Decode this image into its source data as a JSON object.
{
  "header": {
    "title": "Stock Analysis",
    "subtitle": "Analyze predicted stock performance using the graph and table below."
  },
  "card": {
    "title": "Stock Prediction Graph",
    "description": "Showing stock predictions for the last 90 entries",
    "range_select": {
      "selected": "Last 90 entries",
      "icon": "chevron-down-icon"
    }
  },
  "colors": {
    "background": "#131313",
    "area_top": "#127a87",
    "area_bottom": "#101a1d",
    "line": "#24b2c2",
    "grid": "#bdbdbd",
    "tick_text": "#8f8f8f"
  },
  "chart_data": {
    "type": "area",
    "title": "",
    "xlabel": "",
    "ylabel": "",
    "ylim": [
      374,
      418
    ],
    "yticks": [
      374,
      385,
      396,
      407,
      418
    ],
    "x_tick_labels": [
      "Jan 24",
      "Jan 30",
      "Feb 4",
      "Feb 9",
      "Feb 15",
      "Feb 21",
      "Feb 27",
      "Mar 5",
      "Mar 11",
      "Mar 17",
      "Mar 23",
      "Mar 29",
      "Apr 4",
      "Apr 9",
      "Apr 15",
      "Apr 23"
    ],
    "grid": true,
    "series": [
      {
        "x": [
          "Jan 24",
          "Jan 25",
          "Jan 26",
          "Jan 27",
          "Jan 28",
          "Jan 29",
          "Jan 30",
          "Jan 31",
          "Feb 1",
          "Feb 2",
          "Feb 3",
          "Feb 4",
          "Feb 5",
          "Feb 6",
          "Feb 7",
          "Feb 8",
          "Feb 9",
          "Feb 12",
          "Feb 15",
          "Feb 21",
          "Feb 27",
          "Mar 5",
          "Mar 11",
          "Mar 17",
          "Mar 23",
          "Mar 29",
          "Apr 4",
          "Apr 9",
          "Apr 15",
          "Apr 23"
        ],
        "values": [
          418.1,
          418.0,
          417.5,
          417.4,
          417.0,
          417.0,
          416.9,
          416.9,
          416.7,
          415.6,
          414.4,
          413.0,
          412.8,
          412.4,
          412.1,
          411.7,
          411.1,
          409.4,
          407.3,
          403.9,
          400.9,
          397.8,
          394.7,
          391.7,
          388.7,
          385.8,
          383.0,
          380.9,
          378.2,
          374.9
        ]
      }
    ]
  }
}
● ● ●
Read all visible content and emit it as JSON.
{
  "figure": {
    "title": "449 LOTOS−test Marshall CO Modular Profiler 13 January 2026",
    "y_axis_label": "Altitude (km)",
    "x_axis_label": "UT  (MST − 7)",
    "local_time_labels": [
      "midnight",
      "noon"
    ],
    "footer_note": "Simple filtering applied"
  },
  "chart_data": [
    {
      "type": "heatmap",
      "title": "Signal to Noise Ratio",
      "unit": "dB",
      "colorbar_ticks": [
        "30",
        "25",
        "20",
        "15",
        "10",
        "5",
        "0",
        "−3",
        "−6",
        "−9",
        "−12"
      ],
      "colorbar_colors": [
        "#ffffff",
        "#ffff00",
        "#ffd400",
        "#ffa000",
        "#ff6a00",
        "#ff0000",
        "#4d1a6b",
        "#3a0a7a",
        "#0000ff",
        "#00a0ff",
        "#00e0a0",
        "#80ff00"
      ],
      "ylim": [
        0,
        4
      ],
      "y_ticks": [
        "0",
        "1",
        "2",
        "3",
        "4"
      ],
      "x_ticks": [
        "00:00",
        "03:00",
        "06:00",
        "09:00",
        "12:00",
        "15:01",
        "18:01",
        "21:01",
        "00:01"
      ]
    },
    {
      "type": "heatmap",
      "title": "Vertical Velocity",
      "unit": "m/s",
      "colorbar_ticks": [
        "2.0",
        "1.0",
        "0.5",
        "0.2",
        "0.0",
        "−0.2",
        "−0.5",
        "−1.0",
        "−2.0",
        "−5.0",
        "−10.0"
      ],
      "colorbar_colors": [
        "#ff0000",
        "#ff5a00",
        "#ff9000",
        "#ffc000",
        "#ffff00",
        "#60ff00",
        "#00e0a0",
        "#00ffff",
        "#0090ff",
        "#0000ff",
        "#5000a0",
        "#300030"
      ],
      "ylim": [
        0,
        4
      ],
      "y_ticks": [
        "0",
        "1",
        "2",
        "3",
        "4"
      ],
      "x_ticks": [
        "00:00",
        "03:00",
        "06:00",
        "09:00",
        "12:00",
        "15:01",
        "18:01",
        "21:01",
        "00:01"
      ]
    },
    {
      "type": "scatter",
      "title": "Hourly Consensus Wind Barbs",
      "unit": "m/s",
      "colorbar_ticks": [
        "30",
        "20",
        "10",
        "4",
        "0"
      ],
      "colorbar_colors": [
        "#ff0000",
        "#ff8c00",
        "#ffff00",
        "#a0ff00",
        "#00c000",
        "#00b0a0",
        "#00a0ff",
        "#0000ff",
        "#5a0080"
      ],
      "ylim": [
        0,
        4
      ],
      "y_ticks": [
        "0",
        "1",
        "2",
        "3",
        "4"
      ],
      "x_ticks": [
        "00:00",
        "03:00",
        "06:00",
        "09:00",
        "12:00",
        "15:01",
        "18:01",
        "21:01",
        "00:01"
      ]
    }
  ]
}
● ● ●
▶ Task directions
Give the count of lines containing "entries", with no added text.

▶ Output below
2